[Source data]

· · · · · · ·

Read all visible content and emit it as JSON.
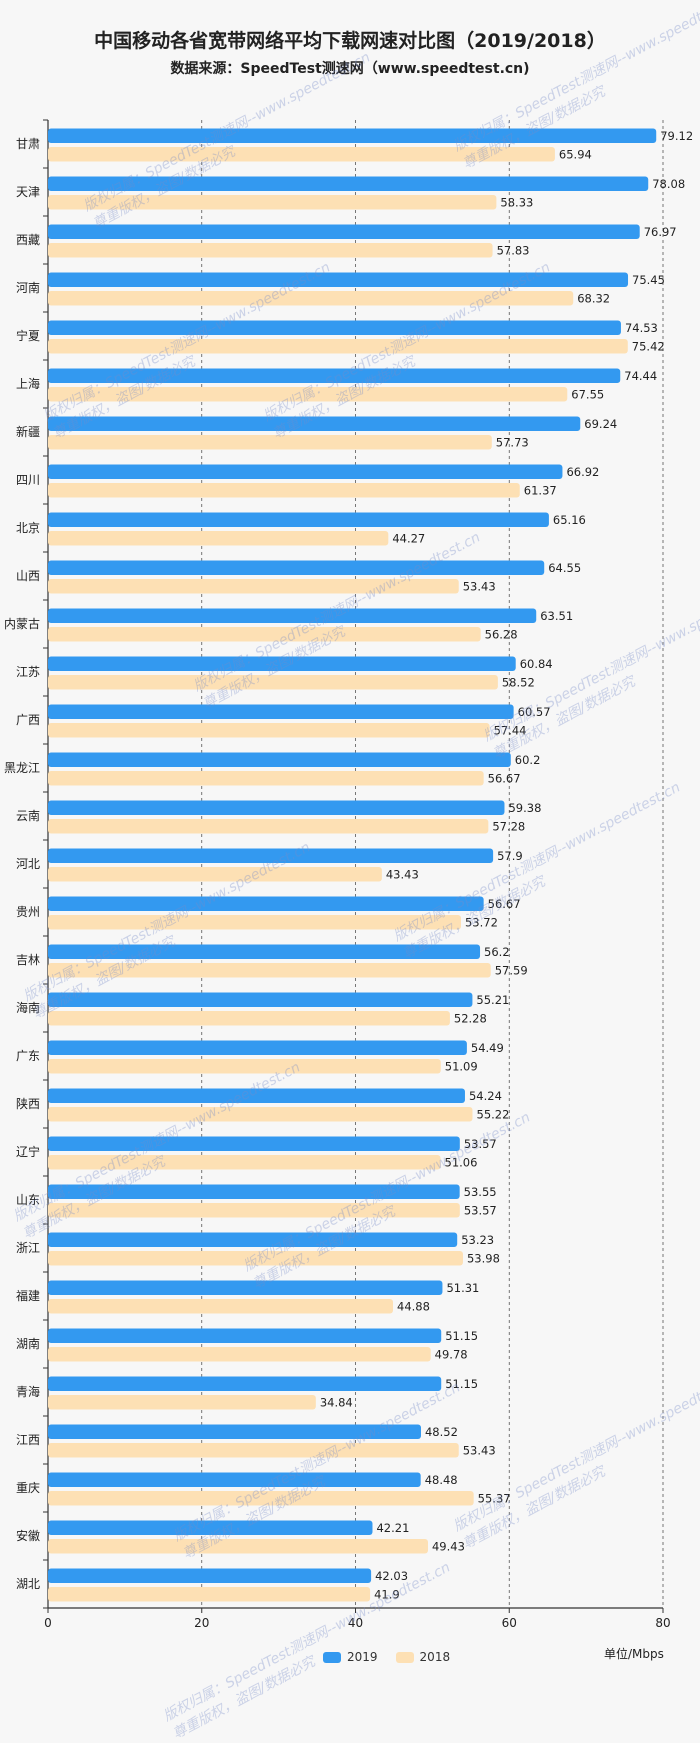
{
  "title": "中国移动各省宽带网络平均下载网速对比图（2019/2018）",
  "subtitle": "数据来源：SpeedTest测速网（www.speedtest.cn)",
  "unit_label": "单位/Mbps",
  "watermark_line1": "版权归属：SpeedTest测速网--www.speedtest.cn",
  "watermark_line2": "尊重版权，盗图/数据必究",
  "colors": {
    "series_2019": "#3399f0",
    "series_2018": "#fde0b4",
    "grid": "#555555",
    "axis": "#333333"
  },
  "chart_data": {
    "type": "bar",
    "orientation": "horizontal",
    "title": "中国移动各省宽带网络平均下载网速对比图（2019/2018）",
    "xlabel": "单位/Mbps",
    "xlim": [
      0,
      80
    ],
    "xticks": [
      0,
      20,
      40,
      60,
      80
    ],
    "grid": "vertical dashed",
    "legend_position": "bottom-center",
    "categories": [
      "甘肃",
      "天津",
      "西藏",
      "河南",
      "宁夏",
      "上海",
      "新疆",
      "四川",
      "北京",
      "山西",
      "内蒙古",
      "江苏",
      "广西",
      "黑龙江",
      "云南",
      "河北",
      "贵州",
      "吉林",
      "海南",
      "广东",
      "陕西",
      "辽宁",
      "山东",
      "浙江",
      "福建",
      "湖南",
      "青海",
      "江西",
      "重庆",
      "安徽",
      "湖北"
    ],
    "series": [
      {
        "name": "2019",
        "values": [
          79.12,
          78.08,
          76.97,
          75.45,
          74.53,
          74.44,
          69.24,
          66.92,
          65.16,
          64.55,
          63.51,
          60.84,
          60.57,
          60.2,
          59.38,
          57.9,
          56.67,
          56.2,
          55.21,
          54.49,
          54.24,
          53.57,
          53.55,
          53.23,
          51.31,
          51.15,
          51.15,
          48.52,
          48.48,
          42.21,
          42.03
        ]
      },
      {
        "name": "2018",
        "values": [
          65.94,
          58.33,
          57.83,
          68.32,
          75.42,
          67.55,
          57.73,
          61.37,
          44.27,
          53.43,
          56.28,
          58.52,
          57.44,
          56.67,
          57.28,
          43.43,
          53.72,
          57.59,
          52.28,
          51.09,
          55.22,
          51.06,
          53.57,
          53.98,
          44.88,
          49.78,
          34.84,
          53.43,
          55.37,
          49.43,
          41.9
        ]
      }
    ]
  }
}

· · · · · · ·

▶ REQUIREMENT
Copy out all the data exactly; skip the pictures.

▶ EXERCISE SOLUTION
Read all visible content and emit it as JSON.
{
  "title": "中国移动各省宽带网络平均下载网速对比图（2019/2018）",
  "subtitle": "数据来源：SpeedTest测速网（www.speedtest.cn)",
  "unit_label": "单位/Mbps",
  "watermark_line1": "版权归属：SpeedTest测速网--www.speedtest.cn",
  "watermark_line2": "尊重版权，盗图/数据必究",
  "colors": {
    "series_2019": "#3399f0",
    "series_2018": "#fde0b4",
    "grid": "#555555",
    "axis": "#333333"
  },
  "chart_data": {
    "type": "bar",
    "orientation": "horizontal",
    "title": "中国移动各省宽带网络平均下载网速对比图（2019/2018）",
    "xlabel": "单位/Mbps",
    "xlim": [
      0,
      80
    ],
    "xticks": [
      0,
      20,
      40,
      60,
      80
    ],
    "grid": "vertical dashed",
    "legend_position": "bottom-center",
    "categories": [
      "甘肃",
      "天津",
      "西藏",
      "河南",
      "宁夏",
      "上海",
      "新疆",
      "四川",
      "北京",
      "山西",
      "内蒙古",
      "江苏",
      "广西",
      "黑龙江",
      "云南",
      "河北",
      "贵州",
      "吉林",
      "海南",
      "广东",
      "陕西",
      "辽宁",
      "山东",
      "浙江",
      "福建",
      "湖南",
      "青海",
      "江西",
      "重庆",
      "安徽",
      "湖北"
    ],
    "series": [
      {
        "name": "2019",
        "values": [
          79.12,
          78.08,
          76.97,
          75.45,
          74.53,
          74.44,
          69.24,
          66.92,
          65.16,
          64.55,
          63.51,
          60.84,
          60.57,
          60.2,
          59.38,
          57.9,
          56.67,
          56.2,
          55.21,
          54.49,
          54.24,
          53.57,
          53.55,
          53.23,
          51.31,
          51.15,
          51.15,
          48.52,
          48.48,
          42.21,
          42.03
        ]
      },
      {
        "name": "2018",
        "values": [
          65.94,
          58.33,
          57.83,
          68.32,
          75.42,
          67.55,
          57.73,
          61.37,
          44.27,
          53.43,
          56.28,
          58.52,
          57.44,
          56.67,
          57.28,
          43.43,
          53.72,
          57.59,
          52.28,
          51.09,
          55.22,
          51.06,
          53.57,
          53.98,
          44.88,
          49.78,
          34.84,
          53.43,
          55.37,
          49.43,
          41.9
        ]
      }
    ]
  }
}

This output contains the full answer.